## Short exercise
Gather the lines that hold the string "단체전은".

[Records excerpted from a collection]
-- BEGIN --

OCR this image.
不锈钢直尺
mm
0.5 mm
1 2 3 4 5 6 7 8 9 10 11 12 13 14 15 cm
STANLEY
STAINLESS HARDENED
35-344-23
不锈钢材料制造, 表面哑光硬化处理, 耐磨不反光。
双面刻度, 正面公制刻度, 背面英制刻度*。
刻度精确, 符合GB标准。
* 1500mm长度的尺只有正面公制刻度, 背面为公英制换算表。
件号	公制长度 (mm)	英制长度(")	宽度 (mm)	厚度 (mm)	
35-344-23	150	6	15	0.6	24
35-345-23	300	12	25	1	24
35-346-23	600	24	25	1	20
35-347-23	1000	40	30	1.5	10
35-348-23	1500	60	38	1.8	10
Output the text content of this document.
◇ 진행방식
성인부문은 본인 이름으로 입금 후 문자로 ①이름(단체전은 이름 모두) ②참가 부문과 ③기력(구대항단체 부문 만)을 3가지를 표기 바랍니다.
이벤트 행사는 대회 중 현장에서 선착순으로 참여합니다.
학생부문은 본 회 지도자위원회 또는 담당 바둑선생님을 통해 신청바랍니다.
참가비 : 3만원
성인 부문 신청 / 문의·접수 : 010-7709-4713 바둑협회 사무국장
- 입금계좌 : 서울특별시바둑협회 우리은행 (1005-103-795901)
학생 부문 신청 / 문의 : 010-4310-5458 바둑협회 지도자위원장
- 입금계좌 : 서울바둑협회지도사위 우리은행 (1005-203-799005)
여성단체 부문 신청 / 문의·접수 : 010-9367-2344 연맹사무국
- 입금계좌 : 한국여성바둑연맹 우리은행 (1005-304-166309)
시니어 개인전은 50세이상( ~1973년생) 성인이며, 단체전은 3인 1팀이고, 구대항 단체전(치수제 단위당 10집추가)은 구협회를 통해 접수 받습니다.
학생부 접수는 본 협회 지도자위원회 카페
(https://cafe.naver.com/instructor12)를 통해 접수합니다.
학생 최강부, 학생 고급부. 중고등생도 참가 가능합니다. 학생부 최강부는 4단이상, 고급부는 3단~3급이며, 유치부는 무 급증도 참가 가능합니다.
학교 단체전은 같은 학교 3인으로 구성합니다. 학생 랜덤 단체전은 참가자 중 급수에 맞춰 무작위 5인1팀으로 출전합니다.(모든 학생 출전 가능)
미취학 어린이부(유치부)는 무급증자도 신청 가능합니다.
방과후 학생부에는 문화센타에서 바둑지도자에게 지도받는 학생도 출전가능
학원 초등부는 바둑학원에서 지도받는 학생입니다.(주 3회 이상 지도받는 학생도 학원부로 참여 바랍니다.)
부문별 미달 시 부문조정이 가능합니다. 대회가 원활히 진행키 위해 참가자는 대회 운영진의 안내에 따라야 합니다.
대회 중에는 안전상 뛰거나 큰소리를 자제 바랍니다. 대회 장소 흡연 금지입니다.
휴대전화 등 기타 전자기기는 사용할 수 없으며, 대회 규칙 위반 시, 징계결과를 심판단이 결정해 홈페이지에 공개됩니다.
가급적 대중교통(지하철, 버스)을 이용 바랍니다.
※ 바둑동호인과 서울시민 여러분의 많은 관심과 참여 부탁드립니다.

-- END --

## Written answer
성인부문은 본인 이름으로 입금 후 문자로 ①이름(단체전은 이름 모두) ②참가 부문과 ③기력(구대항단체 부문 만)을 3가지를 표기 바랍니다.
시니어 개인전은 50세이상( ~1973년생) 성인이며, 단체전은 3인 1팀이고, 구대항 단체전(치수제 단위당 10집추가)은 구협회를 통해 접수 받습니다.
학교 단체전은 같은 학교 3인으로 구성합니다. 학생 랜덤 단체전은 참가자 중 급수에 맞춰 무작위 5인1팀으로 출전합니다.(모든 학생 출전 가능)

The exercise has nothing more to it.